▶ **SHORT PROBLEM**
Provide only the number of lines in the listing that contain the string "this".
#### INFORMATION SUPPLIED ####
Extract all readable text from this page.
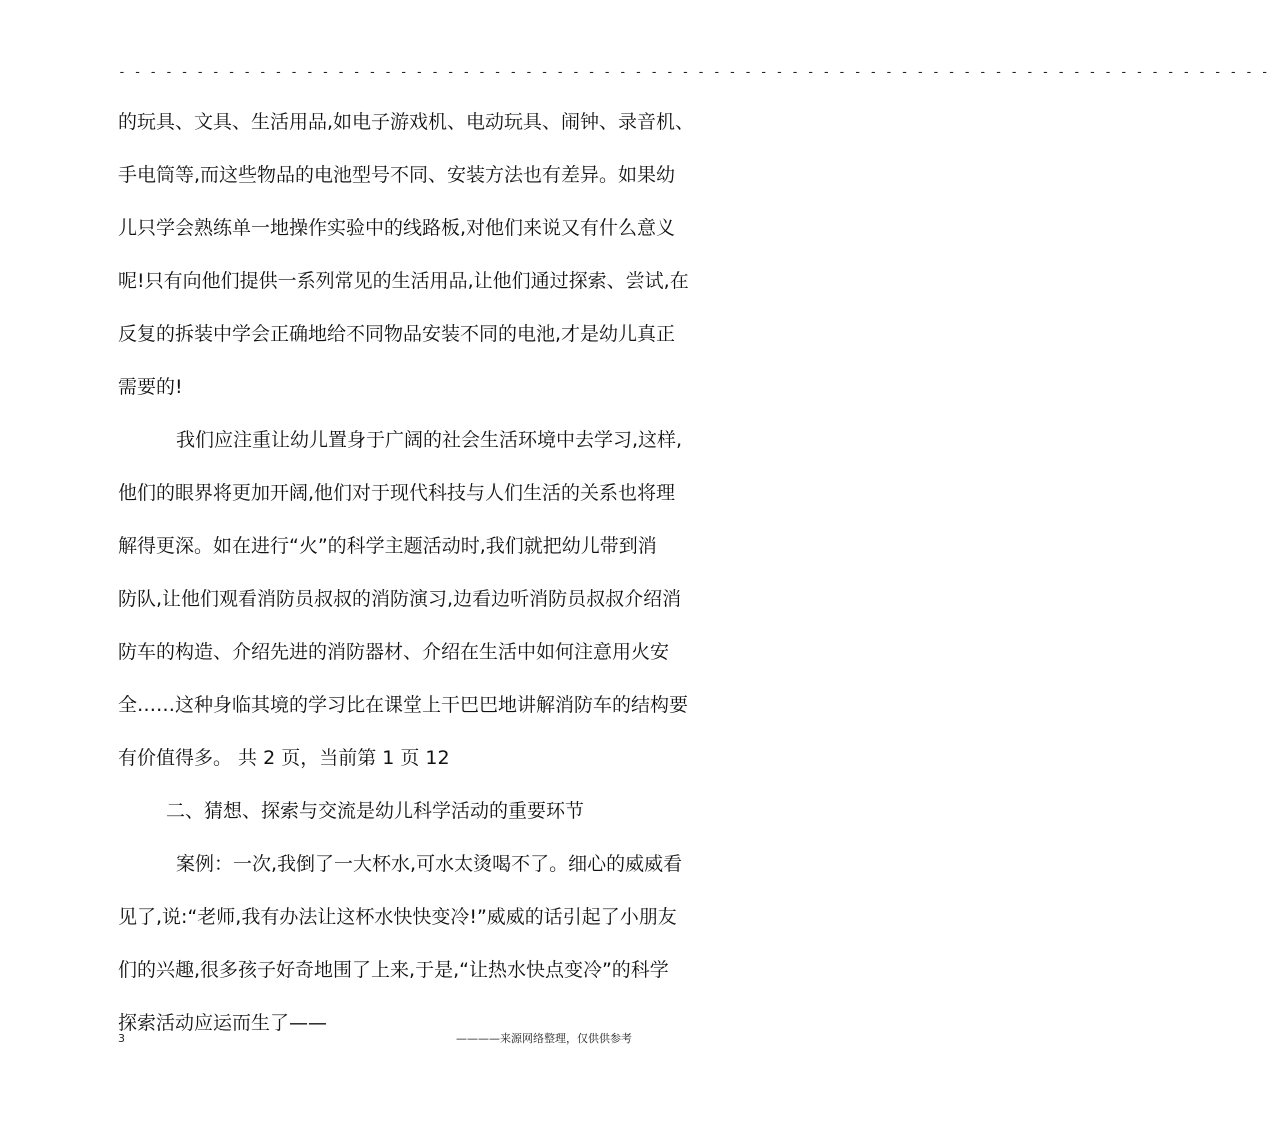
- - - - - - - - - - - - - - - - - - - - - - - - - - - - - - - - - - - - - - - - - - - - - - - - - - - - - - - - - - - - - - - - - - - - - - - - - -
的玩具、文具、生活用品,如电子游戏机、电动玩具、闹钟、录音机、
手电筒等,而这些物品的电池型号不同、安装方法也有差异。如果幼
儿只学会熟练单一地操作实验中的线路板,对他们来说又有什么意义
呢!只有向他们提供一系列常见的生活用品,让他们通过探索、尝试,在
反复的拆装中学会正确地给不同物品安装不同的电池,才是幼儿真正
需要的!
我们应注重让幼儿置身于广阔的社会生活环境中去学习,这样,
他们的眼界将更加开阔,他们对于现代科技与人们生活的关系也将理
解得更深。如在进行“火”的科学主题活动时,我们就把幼儿带到消
防队,让他们观看消防员叔叔的消防演习,边看边听消防员叔叔介绍消
防车的构造、介绍先进的消防器材、介绍在生活中如何注意用火安
全……这种身临其境的学习比在课堂上干巴巴地讲解消防车的结构要
有价值得多。 共 2 页，当前第 1 页 12
二、猜想、探索与交流是幼儿科学活动的重要环节
案例：一次,我倒了一大杯水,可水太烫喝不了。细心的威威看
见了,说:“老师,我有办法让这杯水快快变冷!”威威的话引起了小朋友
们的兴趣,很多孩子好奇地围了上来,于是,“让热水快点变冷”的科学
探索活动应运而生了——
3	————来源网络整理，仅供供参考
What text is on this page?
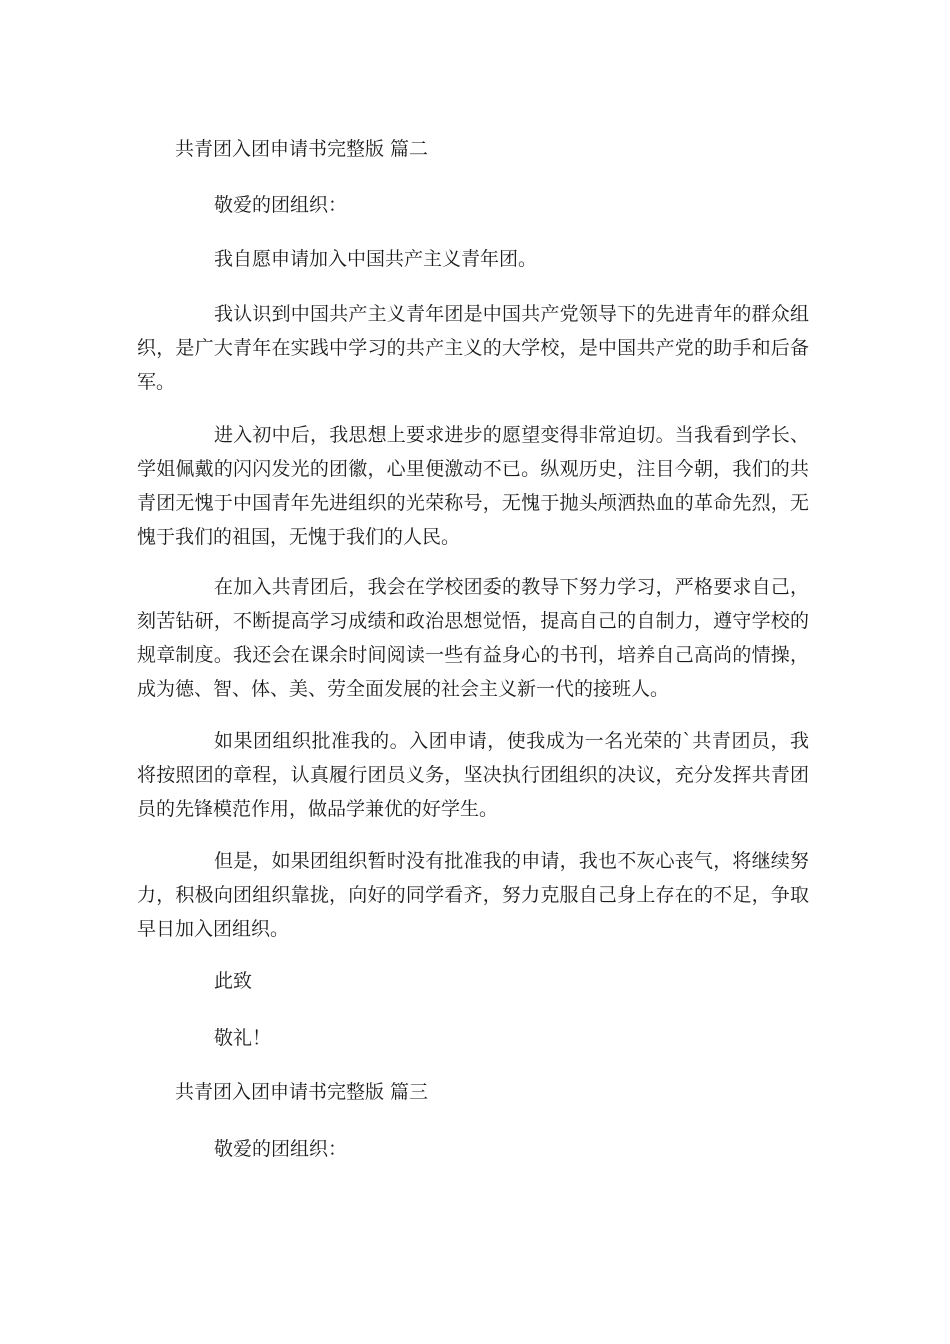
共青团入团申请书完整版 篇二

敬爱的团组织：

我自愿申请加入中国共产主义青年团。

我认识到中国共产主义青年团是中国共产党领导下的先进青年的群众组织，是广大青年在实践中学习的共产主义的大学校，是中国共产党的助手和后备军。

进入初中后，我思想上要求进步的愿望变得非常迫切。当我看到学长、学姐佩戴的闪闪发光的团徽，心里便激动不已。纵观历史，注目今朝，我们的共青团无愧于中国青年先进组织的光荣称号，无愧于抛头颅洒热血的革命先烈，无愧于我们的祖国，无愧于我们的人民。

在加入共青团后，我会在学校团委的教导下努力学习，严格要求自己，刻苦钻研，不断提高学习成绩和政治思想觉悟，提高自己的自制力，遵守学校的规章制度。我还会在课余时间阅读一些有益身心的书刊，培养自己高尚的情操，成为德、智、体、美、劳全面发展的社会主义新一代的接班人。

如果团组织批准我的。入团申请，使我成为一名光荣的`共青团员，我将按照团的章程，认真履行团员义务，坚决执行团组织的决议，充分发挥共青团员的先锋模范作用，做品学兼优的好学生。

但是，如果团组织暂时没有批准我的申请，我也不灰心丧气，将继续努力，积极向团组织靠拢，向好的同学看齐，努力克服自己身上存在的不足，争取早日加入团组织。

此致

敬礼！

共青团入团申请书完整版 篇三

敬爱的团组织：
####
▶ **FINISHED TASK**
2